> _DESCRIPTION OF THE TASK_
Determine how many lines below hold the string "Angola". Reply with the number alone.

Data records:
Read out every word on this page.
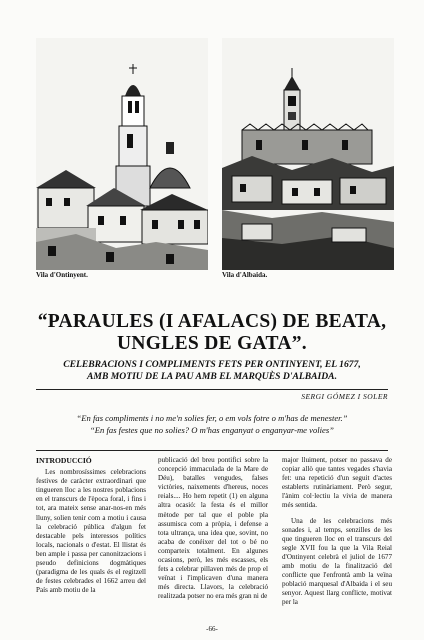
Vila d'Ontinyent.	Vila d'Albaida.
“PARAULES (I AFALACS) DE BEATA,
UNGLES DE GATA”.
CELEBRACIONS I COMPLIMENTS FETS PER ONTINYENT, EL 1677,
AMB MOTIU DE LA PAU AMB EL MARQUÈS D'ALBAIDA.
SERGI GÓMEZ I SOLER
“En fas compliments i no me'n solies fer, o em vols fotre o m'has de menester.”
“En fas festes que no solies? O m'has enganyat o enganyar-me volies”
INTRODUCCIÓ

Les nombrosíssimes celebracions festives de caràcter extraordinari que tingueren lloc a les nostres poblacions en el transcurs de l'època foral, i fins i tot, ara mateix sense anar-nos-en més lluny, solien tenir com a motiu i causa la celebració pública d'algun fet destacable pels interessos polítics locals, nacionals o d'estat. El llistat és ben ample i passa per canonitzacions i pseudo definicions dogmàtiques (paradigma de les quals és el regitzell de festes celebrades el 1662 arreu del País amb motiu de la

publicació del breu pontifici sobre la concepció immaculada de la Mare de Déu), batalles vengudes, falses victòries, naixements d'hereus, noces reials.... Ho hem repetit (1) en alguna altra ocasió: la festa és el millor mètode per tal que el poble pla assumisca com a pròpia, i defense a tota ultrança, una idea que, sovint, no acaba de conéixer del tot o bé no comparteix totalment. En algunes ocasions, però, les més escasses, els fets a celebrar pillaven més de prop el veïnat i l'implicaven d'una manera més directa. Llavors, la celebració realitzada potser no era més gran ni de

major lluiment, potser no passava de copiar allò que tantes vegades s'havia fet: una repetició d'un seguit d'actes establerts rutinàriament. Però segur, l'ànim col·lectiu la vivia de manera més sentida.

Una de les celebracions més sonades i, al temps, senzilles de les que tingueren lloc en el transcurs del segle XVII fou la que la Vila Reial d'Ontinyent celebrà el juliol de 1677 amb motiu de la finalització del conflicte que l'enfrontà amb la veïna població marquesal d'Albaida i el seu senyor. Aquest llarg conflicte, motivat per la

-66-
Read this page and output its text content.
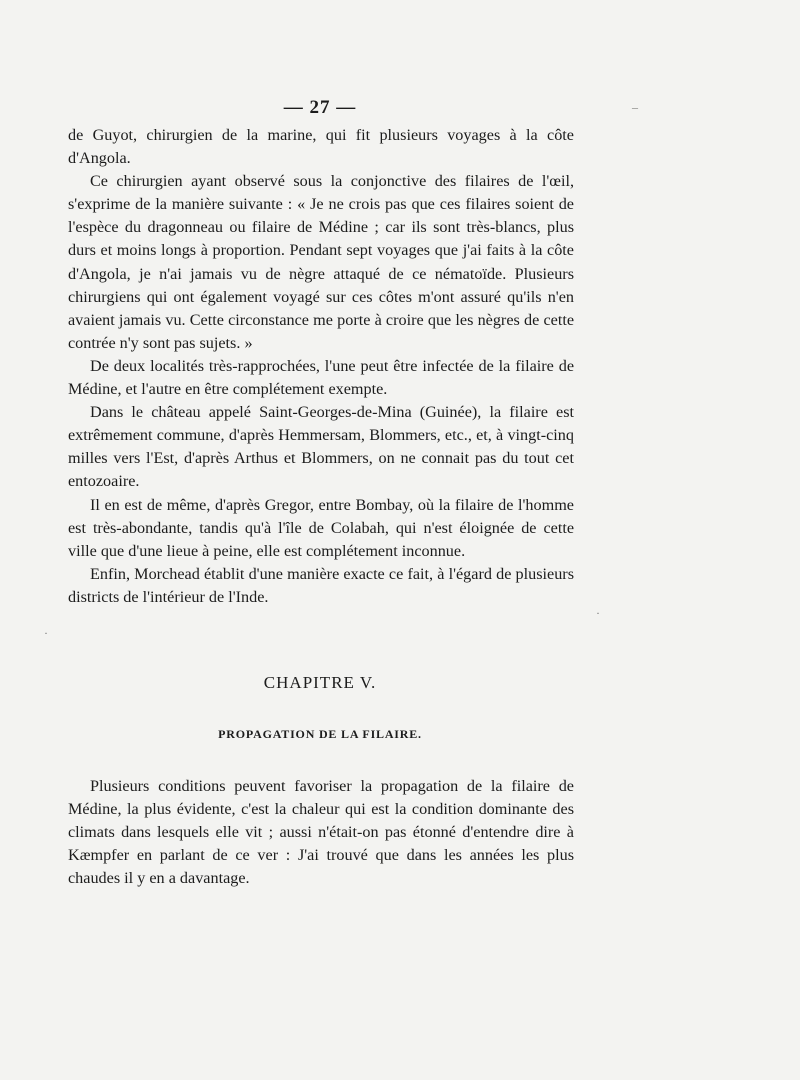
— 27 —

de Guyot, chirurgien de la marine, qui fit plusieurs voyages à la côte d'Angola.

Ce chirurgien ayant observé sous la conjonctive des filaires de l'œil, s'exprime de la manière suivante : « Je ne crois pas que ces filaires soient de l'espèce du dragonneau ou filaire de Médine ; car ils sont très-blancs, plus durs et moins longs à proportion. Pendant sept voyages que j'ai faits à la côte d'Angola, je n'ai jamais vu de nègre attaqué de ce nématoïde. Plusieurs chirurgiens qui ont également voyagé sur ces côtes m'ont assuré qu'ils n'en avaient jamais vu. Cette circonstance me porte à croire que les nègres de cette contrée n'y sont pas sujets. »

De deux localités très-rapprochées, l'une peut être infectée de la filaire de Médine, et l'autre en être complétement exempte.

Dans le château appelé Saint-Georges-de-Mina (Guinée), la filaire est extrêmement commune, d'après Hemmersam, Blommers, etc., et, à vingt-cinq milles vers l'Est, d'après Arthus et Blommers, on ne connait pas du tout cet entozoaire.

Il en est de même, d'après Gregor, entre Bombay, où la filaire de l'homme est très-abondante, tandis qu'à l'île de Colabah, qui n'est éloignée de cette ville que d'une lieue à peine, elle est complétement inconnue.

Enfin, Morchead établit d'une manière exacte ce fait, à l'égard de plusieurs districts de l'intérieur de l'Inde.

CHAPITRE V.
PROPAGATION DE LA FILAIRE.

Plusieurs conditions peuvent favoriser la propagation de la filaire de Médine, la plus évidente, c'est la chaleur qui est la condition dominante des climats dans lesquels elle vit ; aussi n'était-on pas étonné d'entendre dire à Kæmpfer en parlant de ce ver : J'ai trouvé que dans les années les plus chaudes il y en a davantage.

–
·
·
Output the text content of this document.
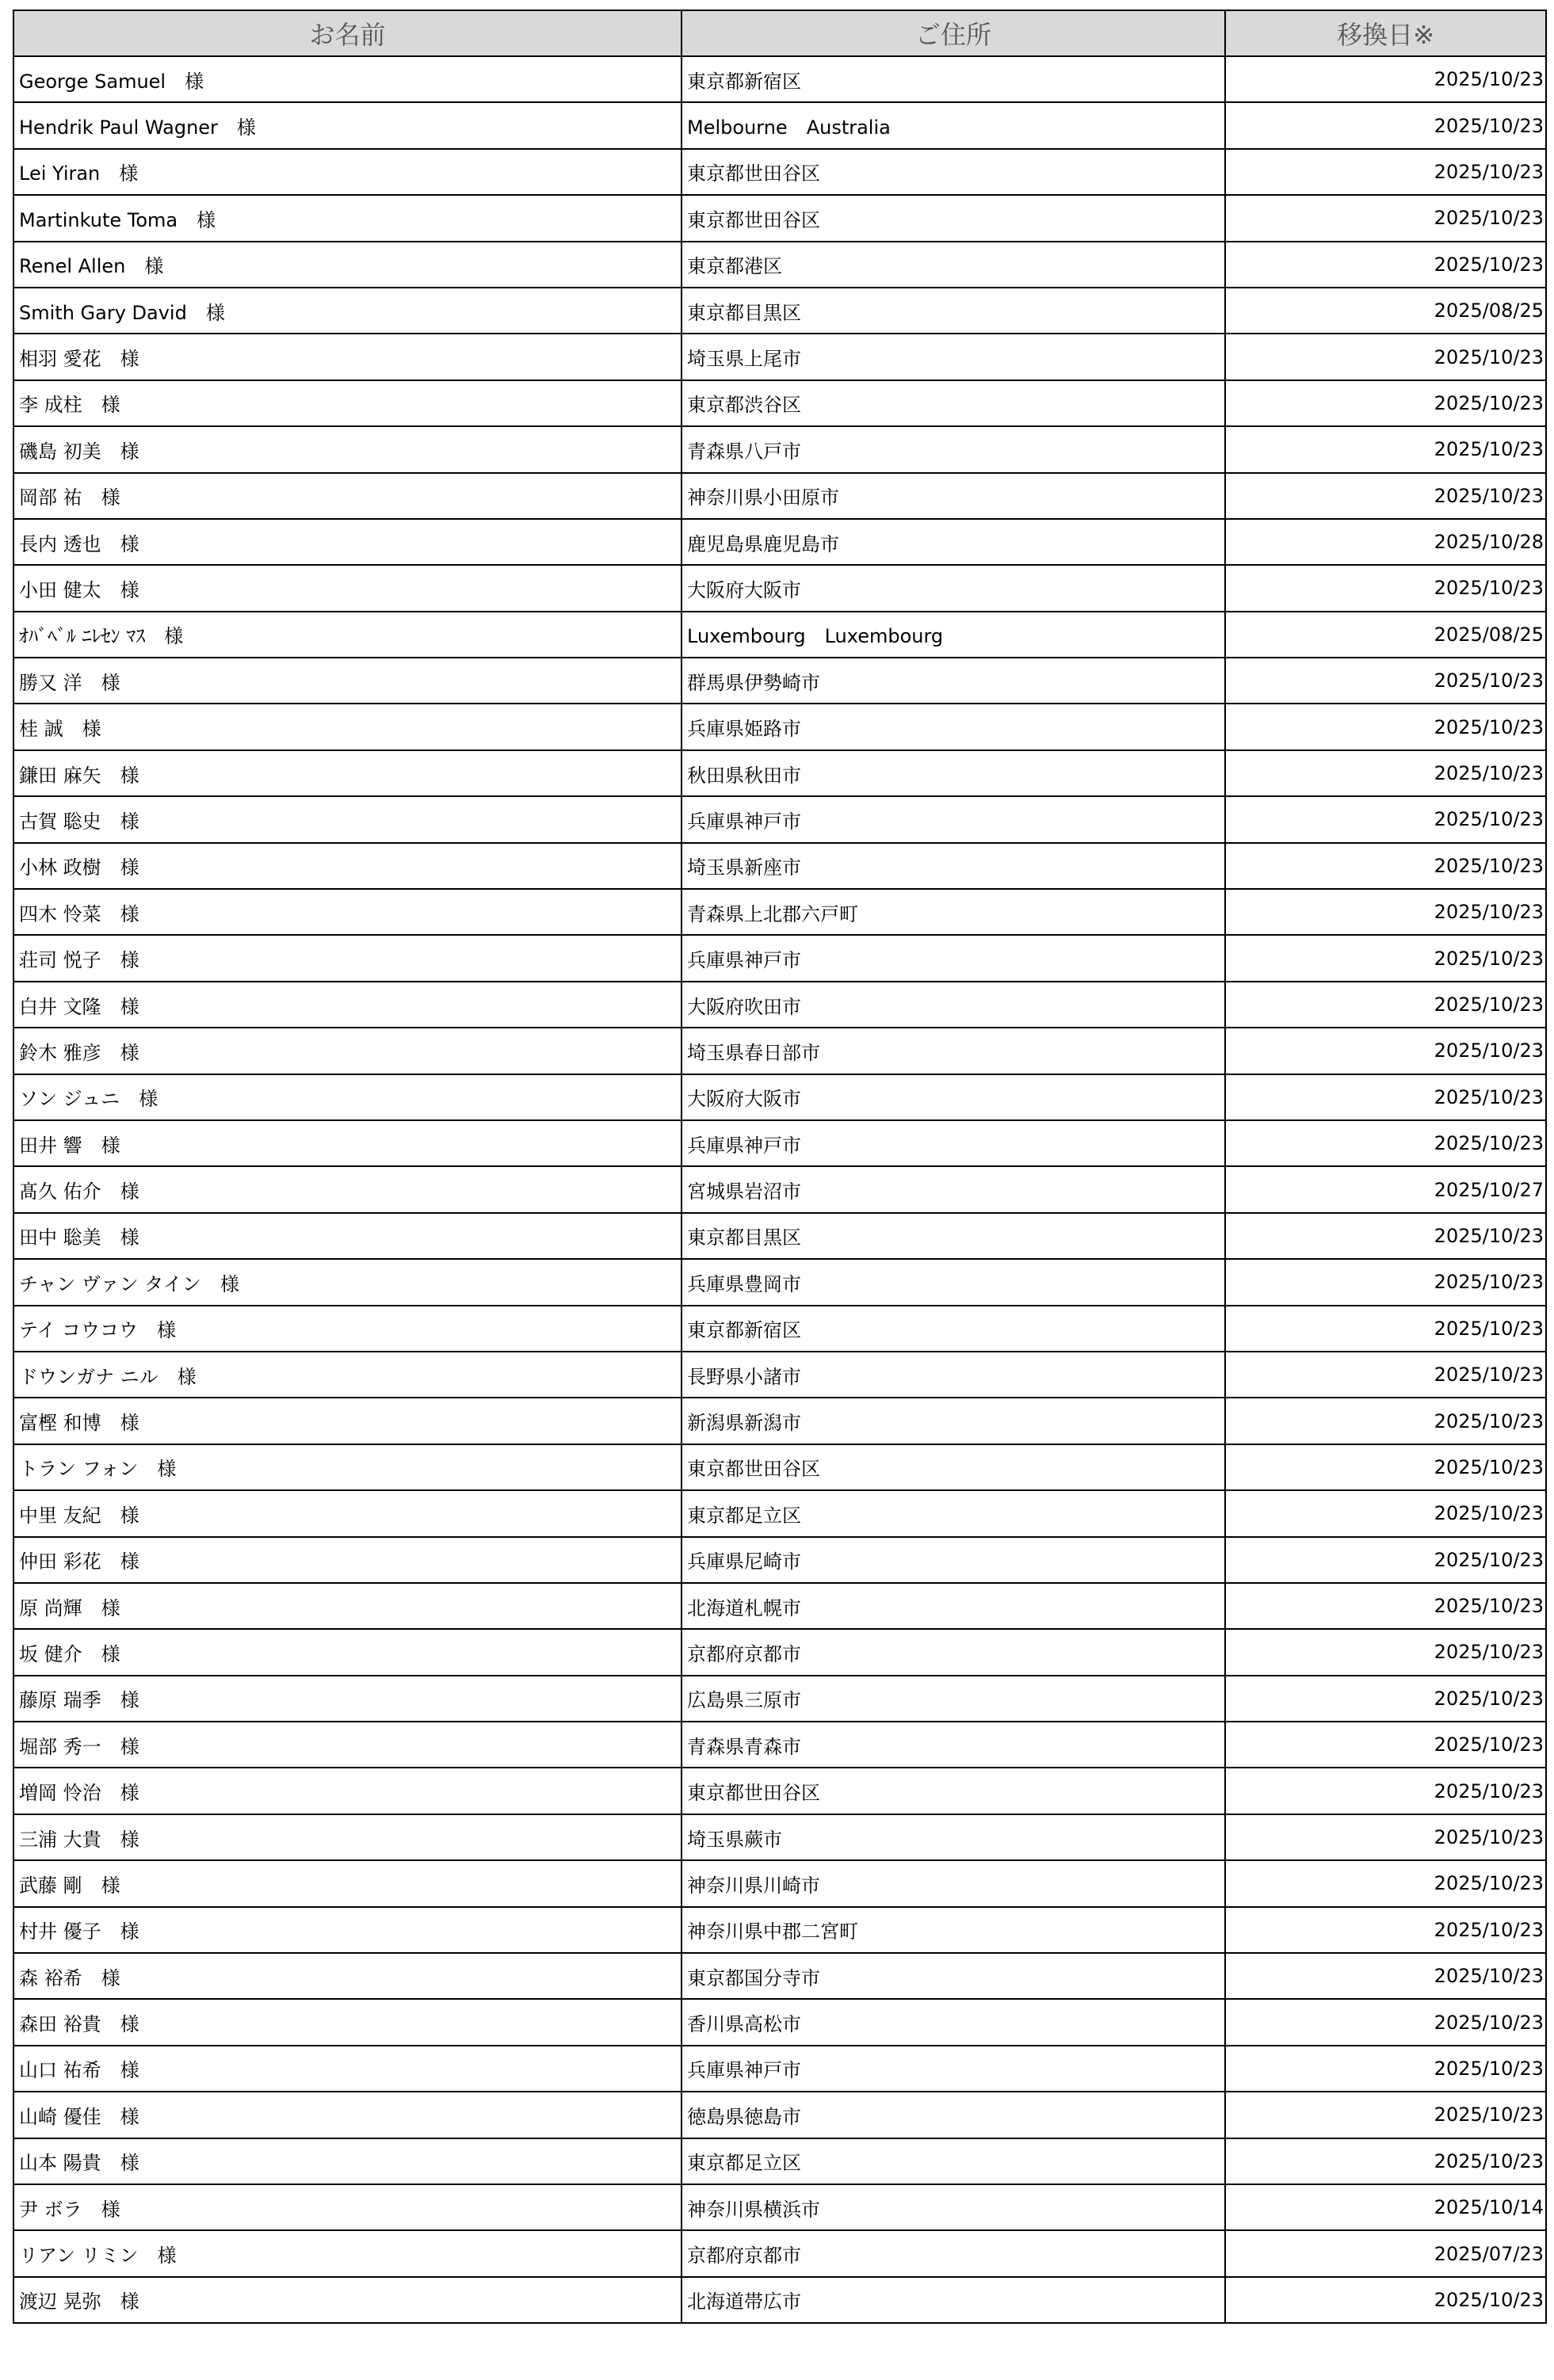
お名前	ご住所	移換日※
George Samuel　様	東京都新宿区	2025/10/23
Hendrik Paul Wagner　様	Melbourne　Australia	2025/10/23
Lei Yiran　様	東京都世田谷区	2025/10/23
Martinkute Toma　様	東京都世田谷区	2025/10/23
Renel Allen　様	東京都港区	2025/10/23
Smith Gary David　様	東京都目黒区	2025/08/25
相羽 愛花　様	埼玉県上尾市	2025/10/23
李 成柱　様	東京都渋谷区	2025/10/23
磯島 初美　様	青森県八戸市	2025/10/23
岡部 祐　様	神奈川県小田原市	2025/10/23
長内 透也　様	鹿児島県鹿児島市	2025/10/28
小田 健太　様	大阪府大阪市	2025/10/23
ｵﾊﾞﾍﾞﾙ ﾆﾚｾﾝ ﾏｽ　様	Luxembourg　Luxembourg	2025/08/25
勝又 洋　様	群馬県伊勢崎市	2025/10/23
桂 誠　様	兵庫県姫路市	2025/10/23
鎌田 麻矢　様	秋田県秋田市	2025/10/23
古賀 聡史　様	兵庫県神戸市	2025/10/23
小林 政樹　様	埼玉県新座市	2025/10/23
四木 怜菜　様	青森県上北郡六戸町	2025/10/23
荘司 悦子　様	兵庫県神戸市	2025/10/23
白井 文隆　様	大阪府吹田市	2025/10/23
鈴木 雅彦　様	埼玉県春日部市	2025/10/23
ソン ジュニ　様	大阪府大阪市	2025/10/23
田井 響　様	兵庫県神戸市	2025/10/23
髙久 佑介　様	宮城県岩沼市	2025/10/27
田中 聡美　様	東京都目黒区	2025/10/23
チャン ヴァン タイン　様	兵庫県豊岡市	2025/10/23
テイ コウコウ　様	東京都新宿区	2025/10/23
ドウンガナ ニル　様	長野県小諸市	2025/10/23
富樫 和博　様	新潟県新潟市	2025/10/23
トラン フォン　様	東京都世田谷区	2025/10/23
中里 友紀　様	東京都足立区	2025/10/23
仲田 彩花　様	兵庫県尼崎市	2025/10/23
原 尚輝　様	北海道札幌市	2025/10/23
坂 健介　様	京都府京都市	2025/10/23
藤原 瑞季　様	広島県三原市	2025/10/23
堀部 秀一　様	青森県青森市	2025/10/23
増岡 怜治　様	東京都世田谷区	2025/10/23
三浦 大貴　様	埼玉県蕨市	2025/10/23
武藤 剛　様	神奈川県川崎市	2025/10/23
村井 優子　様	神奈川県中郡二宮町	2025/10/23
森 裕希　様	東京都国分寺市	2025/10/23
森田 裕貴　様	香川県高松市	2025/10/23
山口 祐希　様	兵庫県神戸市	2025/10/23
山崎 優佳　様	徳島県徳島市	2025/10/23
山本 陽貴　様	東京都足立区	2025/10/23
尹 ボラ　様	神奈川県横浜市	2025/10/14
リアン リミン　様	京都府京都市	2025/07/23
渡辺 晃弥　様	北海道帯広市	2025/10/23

> _OUTPUT OF THE TASK_
2